Material for this task:
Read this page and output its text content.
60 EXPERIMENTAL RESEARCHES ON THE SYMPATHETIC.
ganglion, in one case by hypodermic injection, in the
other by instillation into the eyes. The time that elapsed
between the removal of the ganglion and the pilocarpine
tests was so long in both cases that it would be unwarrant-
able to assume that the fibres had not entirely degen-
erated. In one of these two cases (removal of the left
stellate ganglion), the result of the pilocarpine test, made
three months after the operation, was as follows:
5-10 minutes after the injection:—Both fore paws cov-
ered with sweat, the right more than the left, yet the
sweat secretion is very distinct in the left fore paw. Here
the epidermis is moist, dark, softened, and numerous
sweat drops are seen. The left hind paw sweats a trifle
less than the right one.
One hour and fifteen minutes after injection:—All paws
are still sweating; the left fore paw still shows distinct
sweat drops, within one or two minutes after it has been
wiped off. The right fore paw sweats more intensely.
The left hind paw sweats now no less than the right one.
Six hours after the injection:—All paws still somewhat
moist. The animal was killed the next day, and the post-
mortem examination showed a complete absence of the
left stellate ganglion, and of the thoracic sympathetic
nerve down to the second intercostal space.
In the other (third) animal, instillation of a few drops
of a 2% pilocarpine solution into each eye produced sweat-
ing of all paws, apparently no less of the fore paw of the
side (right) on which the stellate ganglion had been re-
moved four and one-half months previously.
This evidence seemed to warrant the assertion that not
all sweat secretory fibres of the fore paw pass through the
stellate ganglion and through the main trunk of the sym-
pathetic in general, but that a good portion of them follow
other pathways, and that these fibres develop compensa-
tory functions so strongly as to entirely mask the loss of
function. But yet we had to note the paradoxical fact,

* * *

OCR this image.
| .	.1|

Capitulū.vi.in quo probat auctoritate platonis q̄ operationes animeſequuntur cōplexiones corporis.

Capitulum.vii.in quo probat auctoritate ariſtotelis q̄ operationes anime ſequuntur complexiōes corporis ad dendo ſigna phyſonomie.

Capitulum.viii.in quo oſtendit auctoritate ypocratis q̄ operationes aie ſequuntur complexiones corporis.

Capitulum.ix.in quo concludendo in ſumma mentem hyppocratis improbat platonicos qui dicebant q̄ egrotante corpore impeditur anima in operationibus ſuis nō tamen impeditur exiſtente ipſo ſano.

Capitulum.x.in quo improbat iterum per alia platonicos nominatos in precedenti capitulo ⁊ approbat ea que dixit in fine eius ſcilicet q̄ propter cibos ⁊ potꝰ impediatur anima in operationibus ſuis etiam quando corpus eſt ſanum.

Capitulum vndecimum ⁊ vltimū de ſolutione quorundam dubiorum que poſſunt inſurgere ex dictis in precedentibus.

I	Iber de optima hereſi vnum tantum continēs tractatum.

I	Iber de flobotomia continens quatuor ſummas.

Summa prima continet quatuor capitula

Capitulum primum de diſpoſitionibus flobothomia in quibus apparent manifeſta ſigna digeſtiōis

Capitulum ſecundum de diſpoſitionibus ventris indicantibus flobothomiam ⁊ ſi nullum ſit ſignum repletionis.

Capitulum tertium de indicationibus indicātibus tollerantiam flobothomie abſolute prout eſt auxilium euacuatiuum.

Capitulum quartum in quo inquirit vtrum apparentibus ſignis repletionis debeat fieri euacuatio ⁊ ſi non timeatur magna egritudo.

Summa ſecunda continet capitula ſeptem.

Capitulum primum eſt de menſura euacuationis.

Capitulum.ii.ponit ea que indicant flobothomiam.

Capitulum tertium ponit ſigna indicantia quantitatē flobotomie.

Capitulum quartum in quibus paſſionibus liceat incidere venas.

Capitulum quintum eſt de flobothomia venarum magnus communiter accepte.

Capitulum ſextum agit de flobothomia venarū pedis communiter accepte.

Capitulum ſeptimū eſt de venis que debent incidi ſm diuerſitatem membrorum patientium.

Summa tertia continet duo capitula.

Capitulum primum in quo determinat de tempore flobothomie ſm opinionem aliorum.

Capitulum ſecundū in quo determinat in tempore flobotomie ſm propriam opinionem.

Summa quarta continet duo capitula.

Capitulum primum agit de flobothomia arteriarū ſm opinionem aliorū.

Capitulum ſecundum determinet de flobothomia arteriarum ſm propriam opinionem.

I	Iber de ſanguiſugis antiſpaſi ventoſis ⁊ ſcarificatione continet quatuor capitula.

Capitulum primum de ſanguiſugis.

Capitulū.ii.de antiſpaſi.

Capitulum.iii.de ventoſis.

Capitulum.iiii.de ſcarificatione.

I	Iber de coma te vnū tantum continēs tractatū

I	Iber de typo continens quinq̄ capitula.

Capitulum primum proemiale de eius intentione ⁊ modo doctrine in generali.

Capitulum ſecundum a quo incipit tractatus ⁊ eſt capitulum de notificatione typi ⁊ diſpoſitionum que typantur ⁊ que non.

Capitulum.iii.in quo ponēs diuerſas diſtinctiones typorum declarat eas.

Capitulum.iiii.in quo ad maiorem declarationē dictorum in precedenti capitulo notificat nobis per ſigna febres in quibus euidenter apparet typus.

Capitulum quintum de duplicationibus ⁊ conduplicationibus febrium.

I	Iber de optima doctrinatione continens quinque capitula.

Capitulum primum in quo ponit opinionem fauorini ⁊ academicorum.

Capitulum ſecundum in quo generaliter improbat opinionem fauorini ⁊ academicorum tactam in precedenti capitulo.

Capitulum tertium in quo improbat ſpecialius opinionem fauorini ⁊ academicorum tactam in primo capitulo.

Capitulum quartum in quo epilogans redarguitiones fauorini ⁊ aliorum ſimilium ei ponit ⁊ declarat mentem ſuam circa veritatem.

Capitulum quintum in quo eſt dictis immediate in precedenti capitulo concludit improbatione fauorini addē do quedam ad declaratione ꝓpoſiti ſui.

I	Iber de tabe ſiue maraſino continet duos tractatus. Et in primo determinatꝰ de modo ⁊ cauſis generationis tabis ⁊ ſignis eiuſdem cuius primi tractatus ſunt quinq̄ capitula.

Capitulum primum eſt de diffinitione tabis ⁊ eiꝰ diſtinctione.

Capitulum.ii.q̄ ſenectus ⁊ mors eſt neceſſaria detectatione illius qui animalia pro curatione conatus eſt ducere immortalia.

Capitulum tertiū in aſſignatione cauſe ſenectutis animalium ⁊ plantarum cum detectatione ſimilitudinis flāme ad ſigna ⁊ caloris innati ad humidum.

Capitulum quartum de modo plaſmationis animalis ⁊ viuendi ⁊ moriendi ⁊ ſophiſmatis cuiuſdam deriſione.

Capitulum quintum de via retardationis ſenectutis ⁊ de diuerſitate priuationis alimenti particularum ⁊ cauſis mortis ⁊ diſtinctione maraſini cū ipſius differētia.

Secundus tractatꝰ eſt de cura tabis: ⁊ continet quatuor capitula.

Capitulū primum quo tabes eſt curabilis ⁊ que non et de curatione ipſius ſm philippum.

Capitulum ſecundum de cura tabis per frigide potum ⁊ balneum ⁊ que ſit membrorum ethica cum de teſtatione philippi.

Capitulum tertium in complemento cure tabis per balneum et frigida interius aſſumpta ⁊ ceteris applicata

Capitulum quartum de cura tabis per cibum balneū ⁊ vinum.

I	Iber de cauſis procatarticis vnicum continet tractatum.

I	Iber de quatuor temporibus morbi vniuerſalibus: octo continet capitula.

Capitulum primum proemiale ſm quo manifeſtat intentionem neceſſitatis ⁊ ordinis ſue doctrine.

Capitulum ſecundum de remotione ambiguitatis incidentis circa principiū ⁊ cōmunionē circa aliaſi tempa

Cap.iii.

Written exercise:
Scan the data above and copy every line with "academicorum" in it.

Expected answer:
Capitulum primum in quo ponit opinionem fauorini ⁊ academicorum.
Capitulum ſecundum in quo generaliter improbat opinionem fauorini ⁊ academicorum tactam in precedenti capitulo.
Capitulum tertium in quo improbat ſpecialius opinionem fauorini ⁊ academicorum tactam in primo capitulo.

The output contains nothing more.